REQUIREMENT
Collect every line that includes the string "name".

RECORD EXTRACTS
-- BEGIN --
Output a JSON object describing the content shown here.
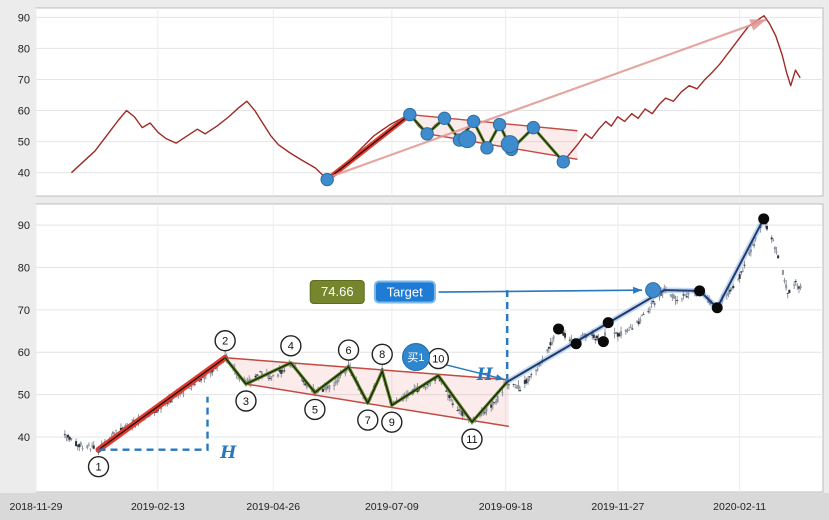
{
  "axis": {
    "x_ticks": [
      "2018-11-29",
      "2019-02-13",
      "2019-04-26",
      "2019-07-09",
      "2019-09-18",
      "2019-11-27",
      "2020-02-11"
    ],
    "y_ticks": [
      40,
      50,
      60,
      70,
      80,
      90
    ]
  },
  "annotations": {
    "target_price": "74.66",
    "target_label": "Target",
    "buy_label": "买1",
    "h_label": "H"
  },
  "colors": {
    "price_line_red": "#9e2b25",
    "impulse_red": "#e03a2f",
    "channel_red": "#c24a42",
    "channel_fill": "rgba(225,100,90,0.13)",
    "zigzag_green": "#56821f",
    "trend_blue_core": "#233a66",
    "trend_blue_glow": "rgba(130,175,235,0.5)",
    "accent_blue": "#2878be",
    "pivot_dot_blue": "#3e8ccd",
    "target_box_olive": "#76862c",
    "target_button_blue": "#1f7cd4",
    "candle_dark": "#2f343e",
    "candle_light": "#9097a2",
    "arrow_pink": "rgba(225,150,145,0.85)"
  },
  "chart_data": [
    {
      "type": "line",
      "name": "overview-panel",
      "ylim": [
        32.5,
        93
      ],
      "yticks": [
        40,
        50,
        60,
        70,
        80,
        90
      ],
      "series": [
        {
          "name": "price",
          "points": [
            [
              0.045,
              40
            ],
            [
              0.06,
              43.5
            ],
            [
              0.075,
              47
            ],
            [
              0.09,
              52
            ],
            [
              0.105,
              57
            ],
            [
              0.115,
              60
            ],
            [
              0.125,
              58
            ],
            [
              0.135,
              54.5
            ],
            [
              0.145,
              56
            ],
            [
              0.155,
              53
            ],
            [
              0.165,
              51
            ],
            [
              0.178,
              49.5
            ],
            [
              0.19,
              51.5
            ],
            [
              0.205,
              54
            ],
            [
              0.215,
              52.5
            ],
            [
              0.23,
              55
            ],
            [
              0.245,
              58
            ],
            [
              0.258,
              61
            ],
            [
              0.268,
              63
            ],
            [
              0.278,
              60
            ],
            [
              0.288,
              56
            ],
            [
              0.298,
              52
            ],
            [
              0.308,
              49
            ],
            [
              0.322,
              46.5
            ],
            [
              0.338,
              44
            ],
            [
              0.355,
              41.5
            ],
            [
              0.37,
              37.8
            ],
            [
              0.39,
              42
            ],
            [
              0.41,
              47
            ],
            [
              0.43,
              52
            ],
            [
              0.45,
              55.5
            ],
            [
              0.465,
              57.5
            ],
            [
              0.475,
              58.7
            ],
            [
              0.486,
              55
            ],
            [
              0.497,
              52.5
            ],
            [
              0.508,
              55.5
            ],
            [
              0.519,
              57.5
            ],
            [
              0.528,
              54.5
            ],
            [
              0.538,
              50.5
            ],
            [
              0.547,
              54
            ],
            [
              0.556,
              56.5
            ],
            [
              0.565,
              52
            ],
            [
              0.573,
              48
            ],
            [
              0.581,
              52
            ],
            [
              0.589,
              55.5
            ],
            [
              0.597,
              51
            ],
            [
              0.604,
              47.5
            ],
            [
              0.618,
              51
            ],
            [
              0.632,
              54.5
            ],
            [
              0.65,
              49
            ],
            [
              0.67,
              43.5
            ],
            [
              0.678,
              46
            ],
            [
              0.688,
              49
            ],
            [
              0.698,
              52.5
            ],
            [
              0.706,
              51
            ],
            [
              0.715,
              54
            ],
            [
              0.724,
              56.5
            ],
            [
              0.731,
              55
            ],
            [
              0.739,
              58
            ],
            [
              0.748,
              56.5
            ],
            [
              0.757,
              59
            ],
            [
              0.765,
              57.5
            ],
            [
              0.774,
              60.5
            ],
            [
              0.783,
              59
            ],
            [
              0.792,
              62
            ],
            [
              0.8,
              64
            ],
            [
              0.81,
              63
            ],
            [
              0.82,
              66
            ],
            [
              0.83,
              68
            ],
            [
              0.84,
              67
            ],
            [
              0.85,
              70
            ],
            [
              0.86,
              72.5
            ],
            [
              0.869,
              75
            ],
            [
              0.878,
              78
            ],
            [
              0.887,
              81
            ],
            [
              0.896,
              84
            ],
            [
              0.905,
              87
            ],
            [
              0.916,
              89
            ],
            [
              0.925,
              90.5
            ],
            [
              0.932,
              88
            ],
            [
              0.94,
              84
            ],
            [
              0.948,
              78
            ],
            [
              0.954,
              72
            ],
            [
              0.959,
              68
            ],
            [
              0.965,
              73
            ],
            [
              0.971,
              70.5
            ]
          ]
        }
      ],
      "impulse": [
        [
          0.37,
          37.8
        ],
        [
          0.475,
          58.7
        ]
      ],
      "channel": {
        "upper": [
          [
            0.475,
            58.7
          ],
          [
            0.688,
            53.5
          ]
        ],
        "lower": [
          [
            0.497,
            52.5
          ],
          [
            0.688,
            44.3
          ]
        ]
      },
      "zigzag": [
        [
          0.475,
          58.7
        ],
        [
          0.497,
          52.5
        ],
        [
          0.519,
          57.5
        ],
        [
          0.538,
          50.5
        ],
        [
          0.556,
          56.5
        ],
        [
          0.573,
          48
        ],
        [
          0.589,
          55.5
        ],
        [
          0.604,
          47.5
        ],
        [
          0.632,
          54.5
        ],
        [
          0.67,
          43.5
        ]
      ],
      "pivot_dots": [
        [
          0.37,
          37.8
        ],
        [
          0.475,
          58.7
        ],
        [
          0.497,
          52.5
        ],
        [
          0.519,
          57.5
        ],
        [
          0.538,
          50.5
        ],
        [
          0.556,
          56.5
        ],
        [
          0.573,
          48
        ],
        [
          0.589,
          55.5
        ],
        [
          0.604,
          47.5
        ],
        [
          0.632,
          54.5
        ],
        [
          0.67,
          43.5
        ]
      ],
      "emphasis_dots": [
        [
          0.548,
          50.8
        ],
        [
          0.602,
          49.2
        ]
      ],
      "projection_arrow": [
        [
          0.373,
          38.6
        ],
        [
          0.928,
          89.3
        ]
      ]
    },
    {
      "type": "candlestick",
      "name": "detail-panel",
      "ylim": [
        27,
        95
      ],
      "yticks": [
        40,
        50,
        60,
        70,
        80,
        90
      ],
      "x_domain": [
        "2018-11-29",
        "2020-04-03"
      ],
      "anchors": [
        [
          "2018-12-17",
          40.5
        ],
        [
          "2018-12-24",
          38.5
        ],
        [
          "2019-01-07",
          37.0
        ],
        [
          "2019-01-18",
          41.0
        ],
        [
          "2019-02-01",
          44.0
        ],
        [
          "2019-02-13",
          46.5
        ],
        [
          "2019-02-25",
          50.0
        ],
        [
          "2019-03-08",
          52.5
        ],
        [
          "2019-03-18",
          55.5
        ],
        [
          "2019-03-27",
          58.7
        ],
        [
          "2019-04-03",
          55.0
        ],
        [
          "2019-04-09",
          52.5
        ],
        [
          "2019-04-18",
          55.0
        ],
        [
          "2019-04-26",
          54.0
        ],
        [
          "2019-05-07",
          57.5
        ],
        [
          "2019-05-15",
          53.0
        ],
        [
          "2019-05-22",
          50.5
        ],
        [
          "2019-06-03",
          52.5
        ],
        [
          "2019-06-12",
          56.5
        ],
        [
          "2019-06-24",
          48.0
        ],
        [
          "2019-07-03",
          55.5
        ],
        [
          "2019-07-09",
          47.5
        ],
        [
          "2019-07-22",
          50.5
        ],
        [
          "2019-07-31",
          52.0
        ],
        [
          "2019-08-07",
          54.5
        ],
        [
          "2019-08-15",
          48.5
        ],
        [
          "2019-08-21",
          46.0
        ],
        [
          "2019-08-28",
          43.5
        ],
        [
          "2019-09-06",
          46.5
        ],
        [
          "2019-09-13",
          49.0
        ],
        [
          "2019-09-19",
          53.0
        ],
        [
          "2019-09-27",
          51.5
        ],
        [
          "2019-10-04",
          54.5
        ],
        [
          "2019-10-11",
          58.0
        ],
        [
          "2019-10-21",
          65.5
        ],
        [
          "2019-10-28",
          63.0
        ],
        [
          "2019-11-01",
          62.0
        ],
        [
          "2019-11-08",
          64.5
        ],
        [
          "2019-11-18",
          62.5
        ],
        [
          "2019-11-21",
          67.0
        ],
        [
          "2019-11-27",
          64.0
        ],
        [
          "2019-12-05",
          65.5
        ],
        [
          "2019-12-12",
          68.0
        ],
        [
          "2019-12-19",
          71.5
        ],
        [
          "2019-12-26",
          74.66
        ],
        [
          "2020-01-03",
          72.5
        ],
        [
          "2020-01-10",
          73.5
        ],
        [
          "2020-01-17",
          74.5
        ],
        [
          "2020-01-24",
          72.0
        ],
        [
          "2020-01-28",
          70.5
        ],
        [
          "2020-02-04",
          74.0
        ],
        [
          "2020-02-11",
          78.0
        ],
        [
          "2020-02-18",
          84.0
        ],
        [
          "2020-02-26",
          91.5
        ],
        [
          "2020-03-03",
          86.0
        ],
        [
          "2020-03-09",
          79.0
        ],
        [
          "2020-03-12",
          74.0
        ],
        [
          "2020-03-17",
          77.0
        ],
        [
          "2020-03-20",
          75.0
        ]
      ],
      "pivots": [
        {
          "label": "1",
          "date": "2019-01-07",
          "price": 37.0,
          "side": "below"
        },
        {
          "label": "2",
          "date": "2019-03-27",
          "price": 58.7,
          "side": "above"
        },
        {
          "label": "3",
          "date": "2019-04-09",
          "price": 52.5,
          "side": "below"
        },
        {
          "label": "4",
          "date": "2019-05-07",
          "price": 57.5,
          "side": "above"
        },
        {
          "label": "5",
          "date": "2019-05-22",
          "price": 50.5,
          "side": "below"
        },
        {
          "label": "6",
          "date": "2019-06-12",
          "price": 56.5,
          "side": "above"
        },
        {
          "label": "7",
          "date": "2019-06-24",
          "price": 48.0,
          "side": "below"
        },
        {
          "label": "8",
          "date": "2019-07-03",
          "price": 55.5,
          "side": "above"
        },
        {
          "label": "9",
          "date": "2019-07-09",
          "price": 47.5,
          "side": "below"
        },
        {
          "label": "10",
          "date": "2019-08-07",
          "price": 54.5,
          "side": "above"
        },
        {
          "label": "11",
          "date": "2019-08-28",
          "price": 43.5,
          "side": "below"
        }
      ],
      "impulse": [
        [
          "2019-01-07",
          37.0
        ],
        [
          "2019-03-27",
          58.7
        ]
      ],
      "channel": {
        "upper": [
          [
            "2019-03-27",
            58.7
          ],
          [
            "2019-09-20",
            53.5
          ]
        ],
        "lower": [
          [
            "2019-04-09",
            52.5
          ],
          [
            "2019-09-20",
            42.5
          ]
        ]
      },
      "zigzag": [
        [
          "2019-03-27",
          58.7
        ],
        [
          "2019-04-09",
          52.5
        ],
        [
          "2019-05-07",
          57.5
        ],
        [
          "2019-05-22",
          50.5
        ],
        [
          "2019-06-12",
          56.5
        ],
        [
          "2019-06-24",
          48.0
        ],
        [
          "2019-07-03",
          55.5
        ],
        [
          "2019-07-09",
          47.5
        ],
        [
          "2019-08-07",
          54.5
        ],
        [
          "2019-08-28",
          43.5
        ],
        [
          "2019-09-19",
          53.0
        ]
      ],
      "trend_line": [
        [
          "2019-09-19",
          53.0
        ],
        [
          "2019-12-26",
          74.66
        ],
        [
          "2020-01-17",
          74.5
        ],
        [
          "2020-01-28",
          70.5
        ],
        [
          "2020-02-26",
          91.5
        ]
      ],
      "black_dots": [
        [
          "2019-10-21",
          65.5
        ],
        [
          "2019-11-01",
          62.0
        ],
        [
          "2019-11-18",
          62.5
        ],
        [
          "2019-11-21",
          67.0
        ],
        [
          "2020-01-17",
          74.5
        ],
        [
          "2020-01-28",
          70.5
        ],
        [
          "2020-02-26",
          91.5
        ]
      ],
      "target_dot": [
        "2019-12-19",
        74.66
      ],
      "measure1": {
        "from": [
          "2019-01-07",
          37.0
        ],
        "corner": [
          "2019-03-16",
          37.0
        ],
        "top": [
          "2019-03-16",
          49.5
        ],
        "label_at": [
          "2019-03-29",
          36.3
        ]
      },
      "measure2": {
        "from": [
          "2019-09-19",
          53.2
        ],
        "to": [
          "2019-09-19",
          74.66
        ],
        "label_at": [
          "2019-09-05",
          54.6
        ]
      },
      "target_boxes": {
        "price_box_at": [
          "2019-06-05",
          74.2
        ],
        "button_at": [
          "2019-07-17",
          74.2
        ]
      },
      "buy_badge": {
        "at": [
          "2019-07-24",
          58.8
        ],
        "arrow_to": [
          "2019-09-17",
          53.6
        ]
      }
    }
  ]
}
-- END --
SOLUTION
      "name": "overview-panel",
          "name": "price",
      "name": "detail-panel",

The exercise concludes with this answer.